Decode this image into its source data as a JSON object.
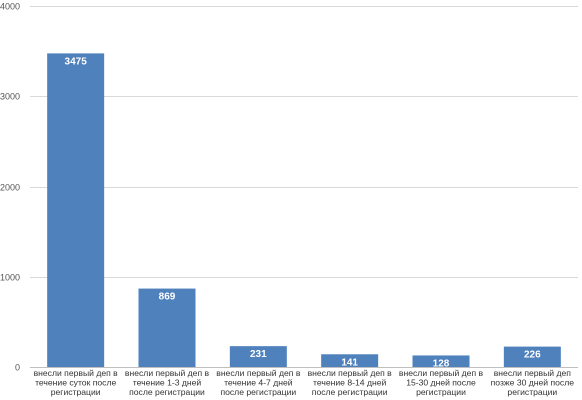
{
  "chart_data": {
    "type": "bar",
    "categories": [
      [
        "внесли первый деп в",
        "течение суток после",
        "регистрации"
      ],
      [
        "внесли первый деп в",
        "течение 1-3 дней",
        "после регистрации"
      ],
      [
        "внесли первый деп в",
        "течение 4-7 дней",
        "после регистрации"
      ],
      [
        "внесли первый деп в",
        "течение 8-14 дней",
        "после регистрации"
      ],
      [
        "внесли первый деп в",
        "15-30 дней после",
        "регистрации"
      ],
      [
        "внесли первый деп",
        "позже 30 дней после",
        "регистрации"
      ]
    ],
    "values": [
      3475,
      869,
      231,
      141,
      128,
      226
    ],
    "data_labels": [
      "3475",
      "869",
      "231",
      "141",
      "128",
      "226"
    ],
    "ylim": [
      0,
      4000
    ],
    "yticks": [
      0,
      1000,
      2000,
      3000,
      4000
    ],
    "ytick_labels": [
      "0",
      "1000",
      "2000",
      "3000",
      "4000"
    ],
    "grid": true,
    "legend": "none",
    "colors": {
      "bar": "#4f81bd",
      "grid": "#d9d9d9",
      "axis": "#bfbfbf"
    }
  }
}
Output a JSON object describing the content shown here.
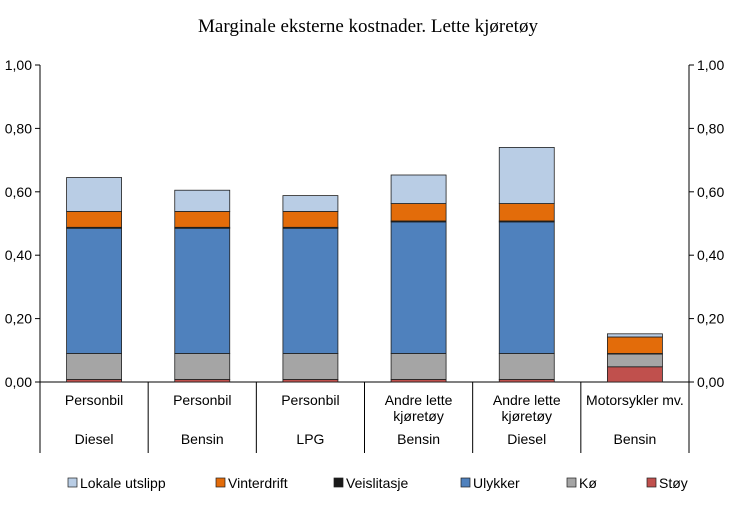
{
  "chart_data": {
    "type": "bar",
    "stacked": true,
    "title": "Marginale eksterne kostnader. Lette kjøretøy",
    "categories": [
      {
        "lines": [
          "Personbil"
        ],
        "fuel": "Diesel"
      },
      {
        "lines": [
          "Personbil"
        ],
        "fuel": "Bensin"
      },
      {
        "lines": [
          "Personbil"
        ],
        "fuel": "LPG"
      },
      {
        "lines": [
          "Andre lette",
          "kjøretøy"
        ],
        "fuel": "Bensin"
      },
      {
        "lines": [
          "Andre lette",
          "kjøretøy"
        ],
        "fuel": "Diesel"
      },
      {
        "lines": [
          "Motorsykler mv."
        ],
        "fuel": "Bensin"
      }
    ],
    "ylim": [
      0,
      1
    ],
    "yticks": [
      "0,00",
      "0,20",
      "0,40",
      "0,60",
      "0,80",
      "1,00"
    ],
    "ytick_values": [
      0,
      0.2,
      0.4,
      0.6,
      0.8,
      1.0
    ],
    "grid": false,
    "legend_position": "bottom",
    "series": [
      {
        "name": "Støy",
        "color": "#c0504d",
        "values": [
          0.008,
          0.008,
          0.008,
          0.008,
          0.008,
          0.048
        ]
      },
      {
        "name": "Kø",
        "color": "#a5a5a5",
        "values": [
          0.082,
          0.082,
          0.082,
          0.082,
          0.082,
          0.04
        ]
      },
      {
        "name": "Ulykker",
        "color": "#4f81bd",
        "values": [
          0.395,
          0.395,
          0.395,
          0.415,
          0.415,
          0.0
        ]
      },
      {
        "name": "Veislitasje",
        "color": "#1a1a1a",
        "values": [
          0.003,
          0.003,
          0.003,
          0.003,
          0.003,
          0.002
        ]
      },
      {
        "name": "Vinterdrift",
        "color": "#e36c0a",
        "values": [
          0.05,
          0.05,
          0.05,
          0.055,
          0.055,
          0.052
        ]
      },
      {
        "name": "Lokale utslipp",
        "color": "#b9cde5",
        "values": [
          0.107,
          0.067,
          0.05,
          0.09,
          0.177,
          0.01
        ]
      }
    ],
    "legend_order": [
      "Lokale utslipp",
      "Vinterdrift",
      "Veislitasje",
      "Ulykker",
      "Kø",
      "Støy"
    ]
  }
}
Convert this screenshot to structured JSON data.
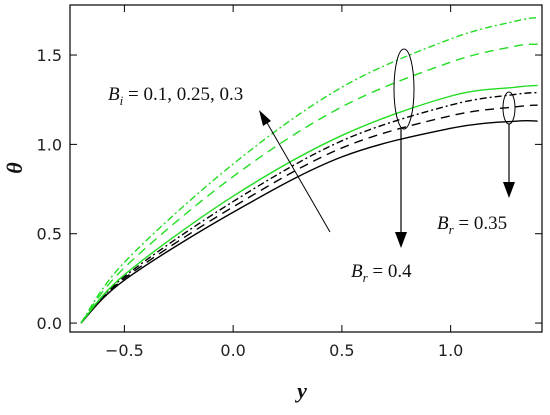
{
  "chart_data": {
    "type": "line",
    "xlabel": "y",
    "ylabel": "θ",
    "xlim": [
      -0.75,
      1.42
    ],
    "ylim": [
      -0.05,
      1.78
    ],
    "x_ticks": [
      -0.5,
      0.0,
      0.5,
      1.0
    ],
    "x_tick_labels": [
      "−0.5",
      "0.0",
      "0.5",
      "1.0"
    ],
    "y_ticks": [
      0.0,
      0.5,
      1.0,
      1.5
    ],
    "y_tick_labels": [
      "0.0",
      "0.5",
      "1.0",
      "1.5"
    ],
    "series": [
      {
        "color": "#000000",
        "dash": "solid",
        "x": [
          -0.7,
          -0.5,
          0.0,
          0.5,
          1.0,
          1.3,
          1.4
        ],
        "y": [
          0.0,
          0.24,
          0.62,
          0.93,
          1.09,
          1.13,
          1.13
        ]
      },
      {
        "color": "#000000",
        "dash": "dashed",
        "x": [
          -0.7,
          -0.5,
          0.0,
          0.5,
          1.0,
          1.3,
          1.4
        ],
        "y": [
          0.0,
          0.25,
          0.65,
          0.98,
          1.16,
          1.21,
          1.22
        ]
      },
      {
        "color": "#000000",
        "dash": "dashdot",
        "x": [
          -0.7,
          -0.5,
          0.0,
          0.5,
          1.0,
          1.3,
          1.4
        ],
        "y": [
          0.0,
          0.26,
          0.68,
          1.02,
          1.22,
          1.28,
          1.29
        ]
      },
      {
        "color": "#22dd22",
        "dash": "solid",
        "x": [
          -0.7,
          -0.5,
          0.0,
          0.5,
          1.0,
          1.3,
          1.4
        ],
        "y": [
          0.0,
          0.27,
          0.71,
          1.05,
          1.27,
          1.32,
          1.33
        ]
      },
      {
        "color": "#22dd22",
        "dash": "dashed",
        "x": [
          -0.7,
          -0.5,
          0.0,
          0.5,
          1.0,
          1.3,
          1.4
        ],
        "y": [
          0.0,
          0.31,
          0.82,
          1.21,
          1.46,
          1.55,
          1.56
        ]
      },
      {
        "color": "#22dd22",
        "dash": "dashdot",
        "x": [
          -0.7,
          -0.5,
          0.0,
          0.5,
          1.0,
          1.3,
          1.4
        ],
        "y": [
          0.0,
          0.34,
          0.89,
          1.32,
          1.59,
          1.69,
          1.71
        ]
      }
    ],
    "annotations": [
      {
        "base": "B",
        "sub": "i",
        "rest": " = 0.1, 0.25, 0.3"
      },
      {
        "base": "B",
        "sub": "r",
        "rest": " = 0.35"
      },
      {
        "base": "B",
        "sub": "r",
        "rest": " = 0.4"
      }
    ]
  }
}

- **What the task requires**
Check every line of the data, and copy the ones that contain "this".

- **Exercise answer**
Decode this image into its source data as a JSON object.
Convert this screenshot to structured JSON data.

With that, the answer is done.